Write out each entry again. Keep every word exactly as it is.
◇ ◇ ◇
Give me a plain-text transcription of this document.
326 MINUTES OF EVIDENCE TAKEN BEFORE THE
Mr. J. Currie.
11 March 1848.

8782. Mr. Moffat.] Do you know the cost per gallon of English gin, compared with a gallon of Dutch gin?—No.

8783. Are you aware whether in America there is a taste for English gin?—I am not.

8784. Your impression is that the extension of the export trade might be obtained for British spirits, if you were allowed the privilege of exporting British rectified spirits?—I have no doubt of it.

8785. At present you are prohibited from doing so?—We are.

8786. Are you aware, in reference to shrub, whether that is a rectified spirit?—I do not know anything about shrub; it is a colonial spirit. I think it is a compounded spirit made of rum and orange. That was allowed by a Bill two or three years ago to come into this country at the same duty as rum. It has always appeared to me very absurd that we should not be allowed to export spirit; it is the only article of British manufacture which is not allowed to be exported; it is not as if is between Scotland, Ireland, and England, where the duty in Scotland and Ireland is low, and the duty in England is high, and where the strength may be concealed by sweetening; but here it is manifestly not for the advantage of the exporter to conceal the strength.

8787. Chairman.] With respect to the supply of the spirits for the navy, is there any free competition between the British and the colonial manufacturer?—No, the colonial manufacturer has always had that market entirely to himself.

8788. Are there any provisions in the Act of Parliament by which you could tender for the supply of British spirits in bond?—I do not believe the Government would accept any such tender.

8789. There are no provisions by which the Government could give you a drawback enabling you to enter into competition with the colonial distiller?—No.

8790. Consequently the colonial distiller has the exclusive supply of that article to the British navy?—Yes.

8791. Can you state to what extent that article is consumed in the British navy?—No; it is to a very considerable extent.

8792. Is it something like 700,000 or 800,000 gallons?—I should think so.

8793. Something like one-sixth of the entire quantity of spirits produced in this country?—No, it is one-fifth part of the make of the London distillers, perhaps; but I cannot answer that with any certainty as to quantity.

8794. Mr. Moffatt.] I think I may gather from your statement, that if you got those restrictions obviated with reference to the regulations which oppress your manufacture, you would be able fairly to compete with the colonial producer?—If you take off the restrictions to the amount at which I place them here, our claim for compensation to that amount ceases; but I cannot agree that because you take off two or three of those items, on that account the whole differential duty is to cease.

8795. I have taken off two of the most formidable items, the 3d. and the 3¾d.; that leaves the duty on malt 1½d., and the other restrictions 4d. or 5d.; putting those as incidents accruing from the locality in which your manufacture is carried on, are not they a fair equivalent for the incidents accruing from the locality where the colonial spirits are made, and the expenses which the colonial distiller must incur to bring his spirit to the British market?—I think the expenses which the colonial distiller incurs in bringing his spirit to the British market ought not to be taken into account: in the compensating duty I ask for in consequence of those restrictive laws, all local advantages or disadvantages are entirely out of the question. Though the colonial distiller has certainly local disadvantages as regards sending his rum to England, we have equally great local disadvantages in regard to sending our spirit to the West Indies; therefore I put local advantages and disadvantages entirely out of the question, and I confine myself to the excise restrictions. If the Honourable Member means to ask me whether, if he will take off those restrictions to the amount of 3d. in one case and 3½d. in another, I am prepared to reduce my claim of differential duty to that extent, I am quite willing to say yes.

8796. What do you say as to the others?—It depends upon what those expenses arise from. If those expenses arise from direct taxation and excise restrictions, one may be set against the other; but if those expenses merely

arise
◇ ◇ ◇
■ COMPLETED TASK ■
Give me a plain-text transcription of this document.
326 MINUTES OF EVIDENCE TAKEN BEFORE THE
Mr. J. Currie.
11 March 1848.

8782. Mr. Moffat.] Do you know the cost per gallon of English gin, compared with a gallon of Dutch gin?—No.

8783. Are you aware whether in America there is a taste for English gin?—I am not.

8784. Your impression is that the extension of the export trade might be obtained for British spirits, if you were allowed the privilege of exporting British rectified spirits?—I have no doubt of it.

8785. At present you are prohibited from doing so?—We are.

8786. Are you aware, in reference to shrub, whether that is a rectified spirit?—I do not know anything about shrub; it is a colonial spirit. I think it is a compounded spirit made of rum and orange. That was allowed by a Bill two or three years ago to come into this country at the same duty as rum. It has always appeared to me very absurd that we should not be allowed to export spirit; it is the only article of British manufacture which is not allowed to be exported; it is not as if is between Scotland, Ireland, and England, where the duty in Scotland and Ireland is low, and the duty in England is high, and where the strength may be concealed by sweetening; but here it is manifestly not for the advantage of the exporter to conceal the strength.

8787. Chairman.] With respect to the supply of the spirits for the navy, is there any free competition between the British and the colonial manufacturer?—No, the colonial manufacturer has always had that market entirely to himself.

8788. Are there any provisions in the Act of Parliament by which you could tender for the supply of British spirits in bond?—I do not believe the Government would accept any such tender.

8789. There are no provisions by which the Government could give you a drawback enabling you to enter into competition with the colonial distiller?—No.

8790. Consequently the colonial distiller has the exclusive supply of that article to the British navy?—Yes.

8791. Can you state to what extent that article is consumed in the British navy?—No; it is to a very considerable extent.

8792. Is it something like 700,000 or 800,000 gallons?—I should think so.

8793. Something like one-sixth of the entire quantity of spirits produced in this country?—No, it is one-fifth part of the make of the London distillers, perhaps; but I cannot answer that with any certainty as to quantity.

8794. Mr. Moffatt.] I think I may gather from your statement, that if you got those restrictions obviated with reference to the regulations which oppress your manufacture, you would be able fairly to compete with the colonial producer?—If you take off the restrictions to the amount at which I place them here, our claim for compensation to that amount ceases; but I cannot agree that because you take off two or three of those items, on that account the whole differential duty is to cease.

8795. I have taken off two of the most formidable items, the 3d. and the 3¾d.; that leaves the duty on malt 1½d., and the other restrictions 4d. or 5d.; putting those as incidents accruing from the locality in which your manufacture is carried on, are not they a fair equivalent for the incidents accruing from the locality where the colonial spirits are made, and the expenses which the colonial distiller must incur to bring his spirit to the British market?—I think the expenses which the colonial distiller incurs in bringing his spirit to the British market ought not to be taken into account: in the compensating duty I ask for in consequence of those restrictive laws, all local advantages or disadvantages are entirely out of the question. Though the colonial distiller has certainly local disadvantages as regards sending his rum to England, we have equally great local disadvantages in regard to sending our spirit to the West Indies; therefore I put local advantages and disadvantages entirely out of the question, and I confine myself to the excise restrictions. If the Honourable Member means to ask me whether, if he will take off those restrictions to the amount of 3d. in one case and 3½d. in another, I am prepared to reduce my claim of differential duty to that extent, I am quite willing to say yes.

8796. What do you say as to the others?—It depends upon what those expenses arise from. If those expenses arise from direct taxation and excise restrictions, one may be set against the other; but if those expenses merely

arise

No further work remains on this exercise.